DIRECTIVE: Which lines hold the word "title"? Show each of them.

[Rows from a figure dataset]
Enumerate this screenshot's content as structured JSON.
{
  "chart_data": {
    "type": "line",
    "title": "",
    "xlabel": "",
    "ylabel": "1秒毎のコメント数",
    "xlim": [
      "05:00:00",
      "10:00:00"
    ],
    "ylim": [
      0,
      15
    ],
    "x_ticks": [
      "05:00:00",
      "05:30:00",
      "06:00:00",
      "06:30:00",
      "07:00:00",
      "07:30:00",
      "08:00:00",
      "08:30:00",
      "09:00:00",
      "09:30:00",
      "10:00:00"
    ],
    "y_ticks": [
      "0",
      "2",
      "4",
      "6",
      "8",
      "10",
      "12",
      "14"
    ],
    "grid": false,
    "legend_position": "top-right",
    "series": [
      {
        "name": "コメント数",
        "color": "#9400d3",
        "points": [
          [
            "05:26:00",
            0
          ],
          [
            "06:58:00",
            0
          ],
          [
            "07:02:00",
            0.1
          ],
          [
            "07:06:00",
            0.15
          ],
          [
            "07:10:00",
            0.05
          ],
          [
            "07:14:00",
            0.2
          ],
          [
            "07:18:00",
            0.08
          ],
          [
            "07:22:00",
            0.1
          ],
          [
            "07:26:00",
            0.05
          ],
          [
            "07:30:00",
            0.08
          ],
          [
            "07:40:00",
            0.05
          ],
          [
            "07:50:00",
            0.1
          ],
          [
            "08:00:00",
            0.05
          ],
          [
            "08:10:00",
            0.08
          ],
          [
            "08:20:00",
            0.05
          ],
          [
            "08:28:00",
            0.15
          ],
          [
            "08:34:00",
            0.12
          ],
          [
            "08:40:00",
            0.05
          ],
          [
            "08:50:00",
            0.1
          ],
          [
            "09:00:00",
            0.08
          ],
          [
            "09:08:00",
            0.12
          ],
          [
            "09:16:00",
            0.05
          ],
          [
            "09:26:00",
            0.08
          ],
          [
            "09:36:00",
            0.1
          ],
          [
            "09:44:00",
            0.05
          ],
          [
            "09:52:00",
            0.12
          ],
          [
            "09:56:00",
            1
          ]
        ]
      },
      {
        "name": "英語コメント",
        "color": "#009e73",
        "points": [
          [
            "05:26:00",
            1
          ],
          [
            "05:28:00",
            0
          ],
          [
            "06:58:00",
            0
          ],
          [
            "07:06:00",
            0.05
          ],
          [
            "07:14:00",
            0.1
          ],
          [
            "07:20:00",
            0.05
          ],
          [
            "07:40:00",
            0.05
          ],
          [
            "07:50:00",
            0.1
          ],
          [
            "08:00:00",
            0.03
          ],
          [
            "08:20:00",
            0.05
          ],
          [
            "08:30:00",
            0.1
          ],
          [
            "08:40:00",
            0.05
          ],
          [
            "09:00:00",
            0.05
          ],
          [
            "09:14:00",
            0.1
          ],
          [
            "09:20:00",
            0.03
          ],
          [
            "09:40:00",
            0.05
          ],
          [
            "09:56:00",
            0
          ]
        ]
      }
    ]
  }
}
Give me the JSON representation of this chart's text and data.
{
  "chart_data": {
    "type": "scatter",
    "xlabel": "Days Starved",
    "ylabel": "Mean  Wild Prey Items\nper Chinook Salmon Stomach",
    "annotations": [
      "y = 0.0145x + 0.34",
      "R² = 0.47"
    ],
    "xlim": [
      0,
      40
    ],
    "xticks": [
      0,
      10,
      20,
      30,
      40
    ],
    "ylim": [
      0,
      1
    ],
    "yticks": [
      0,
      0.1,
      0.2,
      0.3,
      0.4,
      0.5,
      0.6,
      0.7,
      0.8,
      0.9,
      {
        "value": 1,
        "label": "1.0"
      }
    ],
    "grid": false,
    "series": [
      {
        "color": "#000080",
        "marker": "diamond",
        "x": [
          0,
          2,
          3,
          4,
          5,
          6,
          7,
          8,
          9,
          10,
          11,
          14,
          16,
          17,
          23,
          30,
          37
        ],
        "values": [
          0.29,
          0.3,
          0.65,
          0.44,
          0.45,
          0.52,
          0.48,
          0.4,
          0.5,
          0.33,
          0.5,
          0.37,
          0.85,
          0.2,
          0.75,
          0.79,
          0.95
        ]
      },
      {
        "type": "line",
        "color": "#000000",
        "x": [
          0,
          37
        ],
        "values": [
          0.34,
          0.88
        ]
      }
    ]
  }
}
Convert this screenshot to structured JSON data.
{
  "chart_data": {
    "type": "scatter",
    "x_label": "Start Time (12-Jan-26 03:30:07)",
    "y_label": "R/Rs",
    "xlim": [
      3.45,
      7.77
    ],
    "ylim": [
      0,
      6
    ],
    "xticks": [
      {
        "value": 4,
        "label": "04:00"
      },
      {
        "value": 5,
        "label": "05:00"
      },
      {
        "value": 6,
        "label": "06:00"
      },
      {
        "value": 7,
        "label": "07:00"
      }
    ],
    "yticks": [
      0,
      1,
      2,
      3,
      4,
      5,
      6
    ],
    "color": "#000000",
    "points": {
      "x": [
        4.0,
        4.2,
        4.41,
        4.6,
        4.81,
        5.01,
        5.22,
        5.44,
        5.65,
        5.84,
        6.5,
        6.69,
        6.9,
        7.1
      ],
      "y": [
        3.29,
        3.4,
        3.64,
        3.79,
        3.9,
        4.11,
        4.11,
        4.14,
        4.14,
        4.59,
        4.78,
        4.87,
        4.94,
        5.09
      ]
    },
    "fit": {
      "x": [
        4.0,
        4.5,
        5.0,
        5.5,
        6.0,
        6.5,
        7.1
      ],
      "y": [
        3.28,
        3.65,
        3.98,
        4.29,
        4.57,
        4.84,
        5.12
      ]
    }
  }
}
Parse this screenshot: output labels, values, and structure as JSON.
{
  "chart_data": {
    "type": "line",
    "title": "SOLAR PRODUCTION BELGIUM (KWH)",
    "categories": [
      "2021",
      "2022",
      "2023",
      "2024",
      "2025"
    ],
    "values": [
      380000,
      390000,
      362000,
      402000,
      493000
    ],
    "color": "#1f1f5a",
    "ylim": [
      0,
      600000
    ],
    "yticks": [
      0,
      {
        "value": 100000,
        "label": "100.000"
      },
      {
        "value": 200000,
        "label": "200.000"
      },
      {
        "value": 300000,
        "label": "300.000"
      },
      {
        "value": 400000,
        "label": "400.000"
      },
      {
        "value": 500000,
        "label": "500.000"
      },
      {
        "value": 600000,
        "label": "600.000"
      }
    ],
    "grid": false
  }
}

RESULT OF THE EXERCISE:
    "title": "",
    "title": "SOLAR PRODUCTION BELGIUM (KWH)",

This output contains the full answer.